◆ **To do**
Below is a block of records; reproduce all of them exactly and leave out any pictures.

◆ **Material to process**

════════════════

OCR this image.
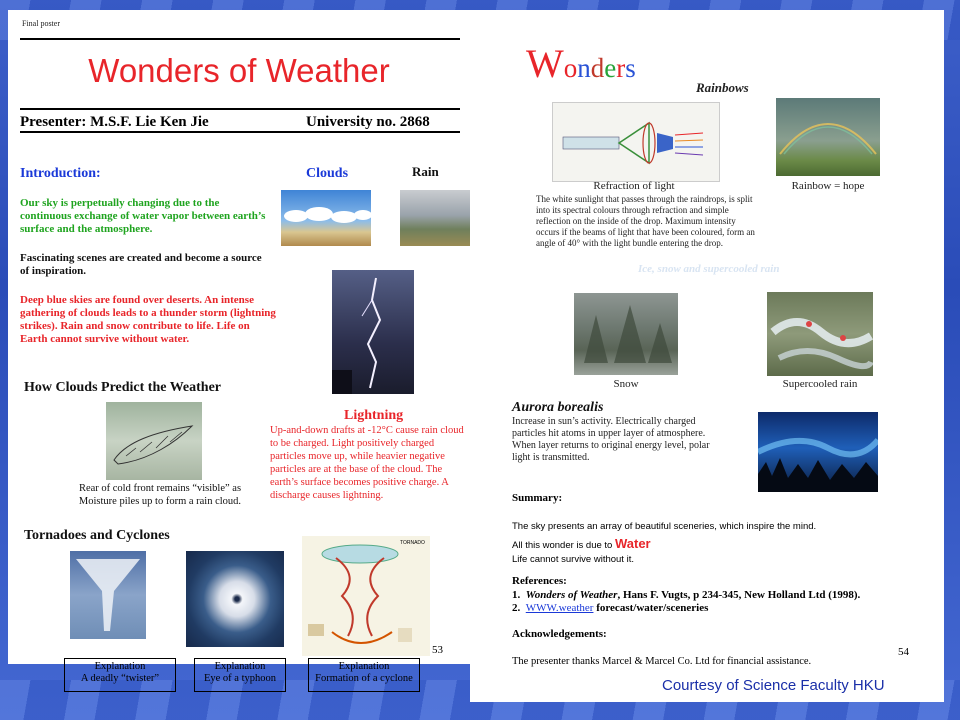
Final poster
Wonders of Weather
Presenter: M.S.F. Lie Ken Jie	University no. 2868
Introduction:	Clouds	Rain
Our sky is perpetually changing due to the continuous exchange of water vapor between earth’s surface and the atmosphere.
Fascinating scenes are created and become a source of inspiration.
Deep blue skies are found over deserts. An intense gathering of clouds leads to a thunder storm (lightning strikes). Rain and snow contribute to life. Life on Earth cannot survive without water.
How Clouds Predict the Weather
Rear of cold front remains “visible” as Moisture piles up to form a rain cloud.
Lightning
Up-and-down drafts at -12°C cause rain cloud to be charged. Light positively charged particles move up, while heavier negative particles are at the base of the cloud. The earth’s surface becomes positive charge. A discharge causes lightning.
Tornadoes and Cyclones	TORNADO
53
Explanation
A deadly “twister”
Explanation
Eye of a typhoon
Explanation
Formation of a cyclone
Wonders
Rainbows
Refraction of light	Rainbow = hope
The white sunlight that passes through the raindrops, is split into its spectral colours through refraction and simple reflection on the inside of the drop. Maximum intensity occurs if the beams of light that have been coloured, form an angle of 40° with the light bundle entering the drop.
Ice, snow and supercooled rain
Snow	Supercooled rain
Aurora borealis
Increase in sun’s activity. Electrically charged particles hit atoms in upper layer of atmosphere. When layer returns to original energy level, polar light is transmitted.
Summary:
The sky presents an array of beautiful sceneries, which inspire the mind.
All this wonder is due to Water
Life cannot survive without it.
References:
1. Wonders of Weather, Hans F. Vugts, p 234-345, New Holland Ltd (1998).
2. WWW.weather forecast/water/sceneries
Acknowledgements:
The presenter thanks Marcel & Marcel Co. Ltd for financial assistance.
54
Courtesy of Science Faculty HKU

════════════════

◆ **Task result**
OCR this image.
Final poster
Wonders of Weather
Presenter: M.S.F. Lie Ken Jie	University no. 2868
Introduction:	Clouds	Rain
Our sky is perpetually changing due to the continuous exchange of water vapor between earth’s surface and the atmosphere.
Fascinating scenes are created and become a source of inspiration.
Deep blue skies are found over deserts. An intense gathering of clouds leads to a thunder storm (lightning strikes). Rain and snow contribute to life. Life on Earth cannot survive without water.
How Clouds Predict the Weather
Rear of cold front remains “visible” as Moisture piles up to form a rain cloud.
Lightning
Up-and-down drafts at -12°C cause rain cloud to be charged. Light positively charged particles move up, while heavier negative particles are at the base of the cloud. The earth’s surface becomes positive charge. A discharge causes lightning.
Tornadoes and Cyclones	TORNADO
53
Explanation
A deadly “twister”
Explanation
Eye of a typhoon
Explanation
Formation of a cyclone
Wonders
Rainbows
Refraction of light	Rainbow = hope
The white sunlight that passes through the raindrops, is split into its spectral colours through refraction and simple reflection on the inside of the drop. Maximum intensity occurs if the beams of light that have been coloured, form an angle of 40° with the light bundle entering the drop.
Ice, snow and supercooled rain
Snow	Supercooled rain
Aurora borealis
Increase in sun’s activity. Electrically charged particles hit atoms in upper layer of atmosphere. When layer returns to original energy level, polar light is transmitted.
Summary:
The sky presents an array of beautiful sceneries, which inspire the mind.
All this wonder is due to Water
Life cannot survive without it.
References:
1. Wonders of Weather, Hans F. Vugts, p 234-345, New Holland Ltd (1998).
2. WWW.weather forecast/water/sceneries
Acknowledgements:
The presenter thanks Marcel & Marcel Co. Ltd for financial assistance.
54
Courtesy of Science Faculty HKU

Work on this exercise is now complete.